--- begin Supplied records ---

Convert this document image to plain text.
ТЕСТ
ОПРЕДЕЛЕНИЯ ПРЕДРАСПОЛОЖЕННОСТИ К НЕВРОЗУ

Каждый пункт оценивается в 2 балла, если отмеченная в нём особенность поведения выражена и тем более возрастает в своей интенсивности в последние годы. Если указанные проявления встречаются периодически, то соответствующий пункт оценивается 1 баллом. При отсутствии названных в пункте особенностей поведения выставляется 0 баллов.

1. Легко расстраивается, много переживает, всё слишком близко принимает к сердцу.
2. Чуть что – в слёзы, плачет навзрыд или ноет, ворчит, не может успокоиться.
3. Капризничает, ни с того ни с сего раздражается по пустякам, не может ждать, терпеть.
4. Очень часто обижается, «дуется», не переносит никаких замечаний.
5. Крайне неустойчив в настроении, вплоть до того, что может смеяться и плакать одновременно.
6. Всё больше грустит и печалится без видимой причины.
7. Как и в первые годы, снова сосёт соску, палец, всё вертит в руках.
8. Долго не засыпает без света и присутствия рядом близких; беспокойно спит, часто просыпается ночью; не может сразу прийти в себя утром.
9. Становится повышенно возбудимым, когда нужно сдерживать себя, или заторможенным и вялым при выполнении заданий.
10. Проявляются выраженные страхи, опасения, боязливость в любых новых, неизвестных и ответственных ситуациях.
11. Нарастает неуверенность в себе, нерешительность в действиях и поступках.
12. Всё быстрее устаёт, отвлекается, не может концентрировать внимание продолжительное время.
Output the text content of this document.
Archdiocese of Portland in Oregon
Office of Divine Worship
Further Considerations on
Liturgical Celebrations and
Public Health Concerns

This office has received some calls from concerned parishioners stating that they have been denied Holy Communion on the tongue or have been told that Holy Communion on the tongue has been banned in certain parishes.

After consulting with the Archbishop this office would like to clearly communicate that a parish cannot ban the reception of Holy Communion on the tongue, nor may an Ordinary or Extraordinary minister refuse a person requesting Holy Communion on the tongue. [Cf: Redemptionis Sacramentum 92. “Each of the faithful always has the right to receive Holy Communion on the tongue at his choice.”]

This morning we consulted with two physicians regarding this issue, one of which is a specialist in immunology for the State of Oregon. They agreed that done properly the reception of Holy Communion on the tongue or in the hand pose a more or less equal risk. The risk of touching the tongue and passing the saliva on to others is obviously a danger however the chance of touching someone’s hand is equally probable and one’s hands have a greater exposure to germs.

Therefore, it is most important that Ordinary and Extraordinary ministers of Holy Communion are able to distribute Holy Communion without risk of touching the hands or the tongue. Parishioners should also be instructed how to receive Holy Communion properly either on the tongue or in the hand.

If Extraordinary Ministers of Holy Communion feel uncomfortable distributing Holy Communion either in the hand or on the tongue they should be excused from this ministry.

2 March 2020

--- end Supplied records ---

Written problem: Return all of the entries exactly as they were supplied.

Task solution:
Convert this document image to plain text.
ТЕСТ
ОПРЕДЕЛЕНИЯ ПРЕДРАСПОЛОЖЕННОСТИ К НЕВРОЗУ

Каждый пункт оценивается в 2 балла, если отмеченная в нём особенность поведения выражена и тем более возрастает в своей интенсивности в последние годы. Если указанные проявления встречаются периодически, то соответствующий пункт оценивается 1 баллом. При отсутствии названных в пункте особенностей поведения выставляется 0 баллов.

1. Легко расстраивается, много переживает, всё слишком близко принимает к сердцу.
2. Чуть что – в слёзы, плачет навзрыд или ноет, ворчит, не может успокоиться.
3. Капризничает, ни с того ни с сего раздражается по пустякам, не может ждать, терпеть.
4. Очень часто обижается, «дуется», не переносит никаких замечаний.
5. Крайне неустойчив в настроении, вплоть до того, что может смеяться и плакать одновременно.
6. Всё больше грустит и печалится без видимой причины.
7. Как и в первые годы, снова сосёт соску, палец, всё вертит в руках.
8. Долго не засыпает без света и присутствия рядом близких; беспокойно спит, часто просыпается ночью; не может сразу прийти в себя утром.
9. Становится повышенно возбудимым, когда нужно сдерживать себя, или заторможенным и вялым при выполнении заданий.
10. Проявляются выраженные страхи, опасения, боязливость в любых новых, неизвестных и ответственных ситуациях.
11. Нарастает неуверенность в себе, нерешительность в действиях и поступках.
12. Всё быстрее устаёт, отвлекается, не может концентрировать внимание продолжительное время.
Output the text content of this document.
Archdiocese of Portland in Oregon
Office of Divine Worship
Further Considerations on
Liturgical Celebrations and
Public Health Concerns

This office has received some calls from concerned parishioners stating that they have been denied Holy Communion on the tongue or have been told that Holy Communion on the tongue has been banned in certain parishes.

After consulting with the Archbishop this office would like to clearly communicate that a parish cannot ban the reception of Holy Communion on the tongue, nor may an Ordinary or Extraordinary minister refuse a person requesting Holy Communion on the tongue. [Cf: Redemptionis Sacramentum 92. “Each of the faithful always has the right to receive Holy Communion on the tongue at his choice.”]

This morning we consulted with two physicians regarding this issue, one of which is a specialist in immunology for the State of Oregon. They agreed that done properly the reception of Holy Communion on the tongue or in the hand pose a more or less equal risk. The risk of touching the tongue and passing the saliva on to others is obviously a danger however the chance of touching someone’s hand is equally probable and one’s hands have a greater exposure to germs.

Therefore, it is most important that Ordinary and Extraordinary ministers of Holy Communion are able to distribute Holy Communion without risk of touching the hands or the tongue. Parishioners should also be instructed how to receive Holy Communion properly either on the tongue or in the hand.

If Extraordinary Ministers of Holy Communion feel uncomfortable distributing Holy Communion either in the hand or on the tongue they should be excused from this ministry.

2 March 2020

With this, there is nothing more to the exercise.